Exercise requirements: Count the lines containing "importer". Give the number alone.

------------------------------------------------------------------------

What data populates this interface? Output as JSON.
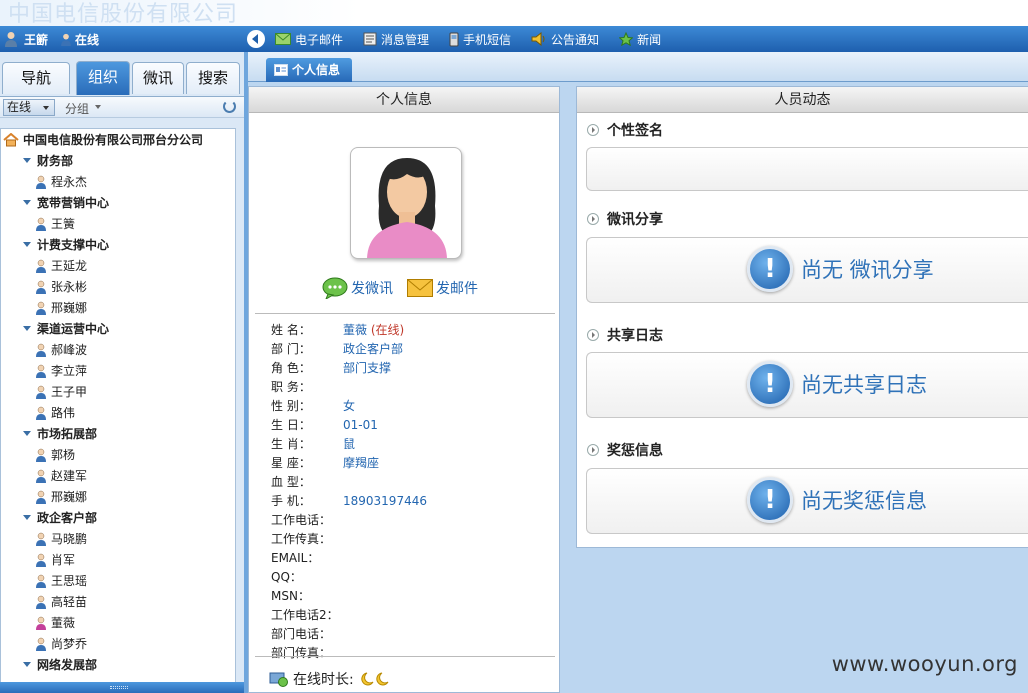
{
  "app": {
    "banner_text": "中国电信股份有限公司"
  },
  "user": {
    "name": "王簖",
    "status": "在线"
  },
  "toolbar": {
    "items": [
      {
        "label": "电子邮件",
        "icon": "mail-icon"
      },
      {
        "label": "消息管理",
        "icon": "message-manage-icon"
      },
      {
        "label": "手机短信",
        "icon": "mobile-sms-icon"
      },
      {
        "label": "公告通知",
        "icon": "speaker-icon"
      },
      {
        "label": "新闻",
        "icon": "news-icon"
      }
    ]
  },
  "left": {
    "tabs": [
      "导航",
      "组织",
      "微讯",
      "搜索"
    ],
    "active_tab": "组织",
    "filter_online": "在线",
    "filter_group": "分组",
    "tree": [
      {
        "type": "root",
        "label": "中国电信股份有限公司邢台分公司"
      },
      {
        "type": "dept",
        "label": "财务部"
      },
      {
        "type": "user",
        "label": "程永杰"
      },
      {
        "type": "dept",
        "label": "宽带营销中心"
      },
      {
        "type": "user",
        "label": "王簧"
      },
      {
        "type": "dept",
        "label": "计费支撑中心"
      },
      {
        "type": "user",
        "label": "王延龙"
      },
      {
        "type": "user",
        "label": "张永彬"
      },
      {
        "type": "user",
        "label": "邢巍娜"
      },
      {
        "type": "dept",
        "label": "渠道运营中心"
      },
      {
        "type": "user",
        "label": "郝峰波"
      },
      {
        "type": "user",
        "label": "李立萍"
      },
      {
        "type": "user",
        "label": "王子甲"
      },
      {
        "type": "user",
        "label": "路伟"
      },
      {
        "type": "dept",
        "label": "市场拓展部"
      },
      {
        "type": "user",
        "label": "郭杨"
      },
      {
        "type": "user",
        "label": "赵建军"
      },
      {
        "type": "user",
        "label": "邢巍娜"
      },
      {
        "type": "dept",
        "label": "政企客户部"
      },
      {
        "type": "user",
        "label": "马晓鹏"
      },
      {
        "type": "user",
        "label": "肖军"
      },
      {
        "type": "user",
        "label": "王思瑶"
      },
      {
        "type": "user",
        "label": "高轻苗"
      },
      {
        "type": "user-f",
        "label": "董薇"
      },
      {
        "type": "user",
        "label": "尚梦乔"
      },
      {
        "type": "dept",
        "label": "网络发展部"
      }
    ]
  },
  "doc_tab": {
    "label": "个人信息"
  },
  "info_panel": {
    "title": "个人信息",
    "actions": {
      "weixun": "发微讯",
      "email": "发邮件"
    },
    "fields": [
      {
        "label": "姓 名：",
        "value": "董薇",
        "extra": "(在线)"
      },
      {
        "label": "部 门：",
        "value": "政企客户部"
      },
      {
        "label": "角 色：",
        "value": "部门支撑"
      },
      {
        "label": "职 务：",
        "value": ""
      },
      {
        "label": "性 别：",
        "value": "女"
      },
      {
        "label": "生 日：",
        "value": "01-01"
      },
      {
        "label": "生 肖：",
        "value": "鼠"
      },
      {
        "label": "星 座：",
        "value": "摩羯座"
      },
      {
        "label": "血 型：",
        "value": ""
      },
      {
        "label": "手 机：",
        "value": "18903197446"
      },
      {
        "label": "工作电话：",
        "value": ""
      },
      {
        "label": "工作传真：",
        "value": ""
      },
      {
        "label": "EMAIL：",
        "value": ""
      },
      {
        "label": "QQ：",
        "value": ""
      },
      {
        "label": "MSN：",
        "value": ""
      },
      {
        "label": "工作电话2：",
        "value": ""
      },
      {
        "label": "部门电话：",
        "value": ""
      },
      {
        "label": "部门传真：",
        "value": ""
      }
    ],
    "online_time_label": "在线时长:"
  },
  "dynamics_panel": {
    "title": "人员动态",
    "sections": [
      {
        "title": "个性签名",
        "empty_text": ""
      },
      {
        "title": "微讯分享",
        "empty_text": "尚无 微讯分享"
      },
      {
        "title": "共享日志",
        "empty_text": "尚无共享日志"
      },
      {
        "title": "奖惩信息",
        "empty_text": "尚无奖惩信息"
      }
    ]
  },
  "watermark": "www.wooyun.org",
  "colors": {
    "accent": "#2a6cb9",
    "link": "#2366b0",
    "online_status": "#c0392b"
  }
}
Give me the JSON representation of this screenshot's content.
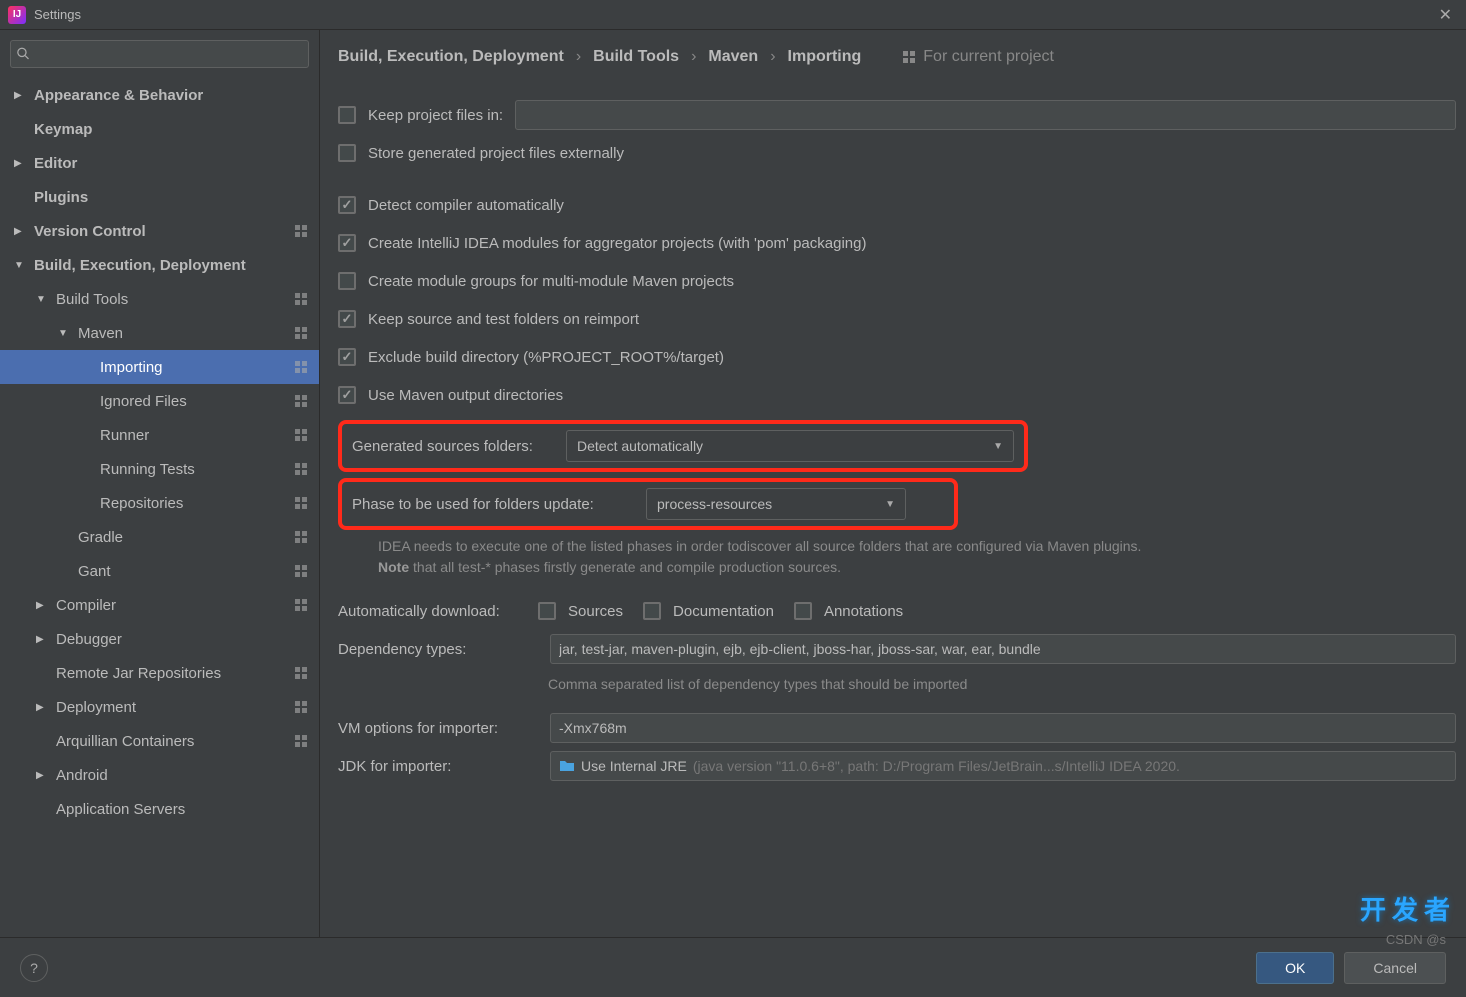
{
  "titlebar": {
    "title": "Settings"
  },
  "sidebar": {
    "items": [
      {
        "label": "Appearance & Behavior",
        "level": 0,
        "arrow": "right",
        "bold": true,
        "proj": false
      },
      {
        "label": "Keymap",
        "level": 0,
        "arrow": "",
        "bold": true,
        "proj": false
      },
      {
        "label": "Editor",
        "level": 0,
        "arrow": "right",
        "bold": true,
        "proj": false
      },
      {
        "label": "Plugins",
        "level": 0,
        "arrow": "",
        "bold": true,
        "proj": false
      },
      {
        "label": "Version Control",
        "level": 0,
        "arrow": "right",
        "bold": true,
        "proj": true
      },
      {
        "label": "Build, Execution, Deployment",
        "level": 0,
        "arrow": "down",
        "bold": true,
        "proj": false
      },
      {
        "label": "Build Tools",
        "level": 1,
        "arrow": "down",
        "bold": false,
        "proj": true
      },
      {
        "label": "Maven",
        "level": 2,
        "arrow": "down",
        "bold": false,
        "proj": true
      },
      {
        "label": "Importing",
        "level": 3,
        "arrow": "",
        "bold": false,
        "proj": true,
        "selected": true
      },
      {
        "label": "Ignored Files",
        "level": 3,
        "arrow": "",
        "bold": false,
        "proj": true
      },
      {
        "label": "Runner",
        "level": 3,
        "arrow": "",
        "bold": false,
        "proj": true
      },
      {
        "label": "Running Tests",
        "level": 3,
        "arrow": "",
        "bold": false,
        "proj": true
      },
      {
        "label": "Repositories",
        "level": 3,
        "arrow": "",
        "bold": false,
        "proj": true
      },
      {
        "label": "Gradle",
        "level": 2,
        "arrow": "",
        "bold": false,
        "proj": true
      },
      {
        "label": "Gant",
        "level": 2,
        "arrow": "",
        "bold": false,
        "proj": true
      },
      {
        "label": "Compiler",
        "level": 1,
        "arrow": "right",
        "bold": false,
        "proj": true
      },
      {
        "label": "Debugger",
        "level": 1,
        "arrow": "right",
        "bold": false,
        "proj": false
      },
      {
        "label": "Remote Jar Repositories",
        "level": 1,
        "arrow": "",
        "bold": false,
        "proj": true
      },
      {
        "label": "Deployment",
        "level": 1,
        "arrow": "right",
        "bold": false,
        "proj": true
      },
      {
        "label": "Arquillian Containers",
        "level": 1,
        "arrow": "",
        "bold": false,
        "proj": true
      },
      {
        "label": "Android",
        "level": 1,
        "arrow": "right",
        "bold": false,
        "proj": false
      },
      {
        "label": "Application Servers",
        "level": 1,
        "arrow": "",
        "bold": false,
        "proj": false
      }
    ]
  },
  "breadcrumb": {
    "parts": [
      "Build, Execution, Deployment",
      "Build Tools",
      "Maven",
      "Importing"
    ],
    "for_project": "For current project"
  },
  "form": {
    "keep_project_files": {
      "label": "Keep project files in:",
      "checked": false,
      "value": ""
    },
    "store_externally": {
      "label": "Store generated project files externally",
      "checked": false
    },
    "detect_compiler": {
      "label": "Detect compiler automatically",
      "checked": true
    },
    "create_modules": {
      "label": "Create IntelliJ IDEA modules for aggregator projects (with 'pom' packaging)",
      "checked": true
    },
    "create_groups": {
      "label": "Create module groups for multi-module Maven projects",
      "checked": false
    },
    "keep_source": {
      "label": "Keep source and test folders on reimport",
      "checked": true
    },
    "exclude_build": {
      "label": "Exclude build directory (%PROJECT_ROOT%/target)",
      "checked": true
    },
    "use_output": {
      "label": "Use Maven output directories",
      "checked": true
    },
    "gen_sources": {
      "label": "Generated sources folders:",
      "value": "Detect automatically"
    },
    "phase": {
      "label": "Phase to be used for folders update:",
      "value": "process-resources"
    },
    "hint_line1": "IDEA needs to execute one of the listed phases in order todiscover all source folders that are configured via Maven plugins.",
    "hint_note": "Note",
    "hint_line2": " that all test-* phases firstly generate and compile production sources.",
    "auto_download": {
      "label": "Automatically download:",
      "sources": "Sources",
      "docs": "Documentation",
      "anno": "Annotations"
    },
    "dep_types": {
      "label": "Dependency types:",
      "value": "jar, test-jar, maven-plugin, ejb, ejb-client, jboss-har, jboss-sar, war, ear, bundle"
    },
    "dep_hint": "Comma separated list of dependency types that should be imported",
    "vm_options": {
      "label": "VM options for importer:",
      "value": "-Xmx768m"
    },
    "jdk": {
      "label": "JDK for importer:",
      "value": "Use Internal JRE",
      "detail": "(java version \"11.0.6+8\", path: D:/Program Files/JetBrain...s/IntelliJ IDEA 2020."
    }
  },
  "buttons": {
    "ok": "OK",
    "cancel": "Cancel"
  },
  "watermark": {
    "logo": "开发者",
    "text": "CSDN @s"
  }
}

------------------------------------------------------------------------

Answer in full: 2